■ **DOCUMENT EXCERPT**:
--- START ---
Implement signature counter clone detection to identify cloned authenticators
domain: w3.org · 5 steps · contributed by waymark-seed
Sampled — shipped under file-level sampling, not individually fact-checkedcommunity attestations: 0✓ / 0✗
Steps
During WebAuthn authentication verification, parse the signCount from authenticatorData (bytes 33–36, big-endian uint32).
After verifying the assertion signature, compare the returned signCount with the stored signCount for that credential.
If the returned signCount is greater than the stored count, update the stored count — this is the normal path.
If both the returned signCount and the stored count are 0, the authenticator does not implement a counter (common with some platform authenticators and synced passkeys); skip the check.
If the returned signCount is less than or equal to the stored count (and the stored count is non-zero), this is a potential clone indicator — log a security event, optionally block the authentication, and notify the user to re-enroll.
Known gotchas
Synced passkeys (iCloud Keychain, Google Password Manager) intentionally do not increment the sign counter across devices — all clones share the same counter value — so counter-based clone detection produces false positives for synced credentials; suppress the check or use a per-device credential model.
The spec permits (but does not require) servers to reject on counter regression; choose a policy that matches your threat model — automatic rejection may lock users out due to synced passkeys.
Store the signCount atomically with the authentication result; a race condition where two parallel assertions both read the same stored count will allow replay if not handled with a compare-and-swap.
--- END ---
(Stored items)
--- START ---
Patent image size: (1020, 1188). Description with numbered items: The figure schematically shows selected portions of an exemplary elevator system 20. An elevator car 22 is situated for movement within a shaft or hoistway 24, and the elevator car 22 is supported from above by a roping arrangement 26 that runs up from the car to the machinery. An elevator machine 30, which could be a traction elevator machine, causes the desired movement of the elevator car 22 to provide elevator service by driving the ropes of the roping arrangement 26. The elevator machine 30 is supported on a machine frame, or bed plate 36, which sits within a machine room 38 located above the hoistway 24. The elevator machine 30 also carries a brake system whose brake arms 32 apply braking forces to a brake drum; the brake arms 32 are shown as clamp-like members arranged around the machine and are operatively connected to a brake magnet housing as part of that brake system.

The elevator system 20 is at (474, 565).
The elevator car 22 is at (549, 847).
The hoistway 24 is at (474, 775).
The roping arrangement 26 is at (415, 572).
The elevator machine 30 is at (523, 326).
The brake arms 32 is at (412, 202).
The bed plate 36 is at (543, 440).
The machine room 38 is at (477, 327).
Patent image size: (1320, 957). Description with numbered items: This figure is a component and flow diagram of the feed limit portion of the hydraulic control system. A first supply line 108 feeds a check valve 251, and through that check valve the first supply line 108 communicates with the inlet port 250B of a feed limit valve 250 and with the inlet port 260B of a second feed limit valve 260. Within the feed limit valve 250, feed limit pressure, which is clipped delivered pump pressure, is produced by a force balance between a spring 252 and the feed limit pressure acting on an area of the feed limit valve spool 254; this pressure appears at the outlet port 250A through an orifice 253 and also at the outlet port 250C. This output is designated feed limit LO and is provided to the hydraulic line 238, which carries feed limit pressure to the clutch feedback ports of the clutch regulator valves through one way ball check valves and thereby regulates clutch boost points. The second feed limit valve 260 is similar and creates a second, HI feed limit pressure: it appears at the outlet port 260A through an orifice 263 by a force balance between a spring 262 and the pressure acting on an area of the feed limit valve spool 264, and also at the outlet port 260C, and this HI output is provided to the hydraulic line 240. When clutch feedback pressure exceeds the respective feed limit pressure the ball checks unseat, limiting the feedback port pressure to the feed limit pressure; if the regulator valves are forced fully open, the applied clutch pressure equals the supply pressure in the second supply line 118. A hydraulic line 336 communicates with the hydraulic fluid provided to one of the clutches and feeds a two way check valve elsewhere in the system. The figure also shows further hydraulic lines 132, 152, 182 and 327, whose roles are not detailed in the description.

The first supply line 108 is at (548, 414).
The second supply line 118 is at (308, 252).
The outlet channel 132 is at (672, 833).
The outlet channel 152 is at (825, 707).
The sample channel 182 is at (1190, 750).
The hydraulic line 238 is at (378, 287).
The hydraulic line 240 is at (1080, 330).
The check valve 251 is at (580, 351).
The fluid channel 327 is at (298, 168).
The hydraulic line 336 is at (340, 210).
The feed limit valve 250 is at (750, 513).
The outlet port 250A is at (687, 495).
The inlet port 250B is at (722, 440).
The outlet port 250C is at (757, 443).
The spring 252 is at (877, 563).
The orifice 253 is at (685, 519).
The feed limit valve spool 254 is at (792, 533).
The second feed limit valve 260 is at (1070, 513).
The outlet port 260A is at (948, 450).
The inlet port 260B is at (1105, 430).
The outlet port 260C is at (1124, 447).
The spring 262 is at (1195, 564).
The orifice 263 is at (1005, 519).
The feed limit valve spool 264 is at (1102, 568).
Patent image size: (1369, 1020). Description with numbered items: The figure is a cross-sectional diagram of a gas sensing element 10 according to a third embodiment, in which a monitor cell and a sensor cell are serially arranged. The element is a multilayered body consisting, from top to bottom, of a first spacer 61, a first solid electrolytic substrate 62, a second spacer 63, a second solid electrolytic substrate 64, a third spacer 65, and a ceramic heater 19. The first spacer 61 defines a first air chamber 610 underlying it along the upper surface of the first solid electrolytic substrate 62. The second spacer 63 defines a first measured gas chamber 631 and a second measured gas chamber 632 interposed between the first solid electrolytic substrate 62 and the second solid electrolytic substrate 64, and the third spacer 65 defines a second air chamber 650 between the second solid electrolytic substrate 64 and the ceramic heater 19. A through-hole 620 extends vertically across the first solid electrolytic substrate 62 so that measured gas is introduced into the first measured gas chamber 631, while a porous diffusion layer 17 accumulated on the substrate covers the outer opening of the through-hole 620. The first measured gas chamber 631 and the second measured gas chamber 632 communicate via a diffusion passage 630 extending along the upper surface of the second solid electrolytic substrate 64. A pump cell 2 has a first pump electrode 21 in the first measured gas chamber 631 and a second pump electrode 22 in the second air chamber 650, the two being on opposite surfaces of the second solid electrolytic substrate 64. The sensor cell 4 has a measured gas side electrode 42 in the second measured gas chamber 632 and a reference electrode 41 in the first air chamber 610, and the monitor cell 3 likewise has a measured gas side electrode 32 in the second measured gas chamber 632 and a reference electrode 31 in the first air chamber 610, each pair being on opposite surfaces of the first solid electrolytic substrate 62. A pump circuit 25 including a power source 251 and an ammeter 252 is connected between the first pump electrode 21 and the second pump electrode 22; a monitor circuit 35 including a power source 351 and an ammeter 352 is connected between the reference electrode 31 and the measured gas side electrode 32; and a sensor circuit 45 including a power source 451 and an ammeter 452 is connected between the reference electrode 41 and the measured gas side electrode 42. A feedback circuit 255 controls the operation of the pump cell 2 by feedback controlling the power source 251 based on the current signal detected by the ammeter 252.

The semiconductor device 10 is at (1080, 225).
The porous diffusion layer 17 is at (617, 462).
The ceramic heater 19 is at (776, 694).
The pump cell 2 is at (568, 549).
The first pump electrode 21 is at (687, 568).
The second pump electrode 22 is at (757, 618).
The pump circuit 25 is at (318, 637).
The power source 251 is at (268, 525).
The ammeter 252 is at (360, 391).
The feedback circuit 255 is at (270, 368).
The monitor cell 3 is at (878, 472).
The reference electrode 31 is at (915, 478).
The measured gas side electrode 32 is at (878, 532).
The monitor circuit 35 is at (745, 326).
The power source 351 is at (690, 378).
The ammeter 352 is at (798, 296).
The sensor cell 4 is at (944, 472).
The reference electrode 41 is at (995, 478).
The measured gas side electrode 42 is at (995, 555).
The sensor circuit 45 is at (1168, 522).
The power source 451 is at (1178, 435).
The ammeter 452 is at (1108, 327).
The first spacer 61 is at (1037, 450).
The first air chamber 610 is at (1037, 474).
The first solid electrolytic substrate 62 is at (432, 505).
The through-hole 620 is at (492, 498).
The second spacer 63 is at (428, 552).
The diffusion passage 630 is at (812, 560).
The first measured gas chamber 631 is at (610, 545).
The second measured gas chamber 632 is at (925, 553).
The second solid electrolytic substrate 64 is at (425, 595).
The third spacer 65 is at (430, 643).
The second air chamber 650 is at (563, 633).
--- END ---
Answer these questions from the clone detection guide:
1. Which bytes of authenticatorData hold the signCount, and in what format?
2. What should the server do when both the returned signCount and the stored count are 0?
3. What mechanism does the guide name for handling two parallel assertions that read the same stored count?

■ **ANSWER**:
1. Bytes 33–36, as a big-endian uint32.
2. Skip the check, because the authenticator does not implement a counter.
3. A compare-and-swap.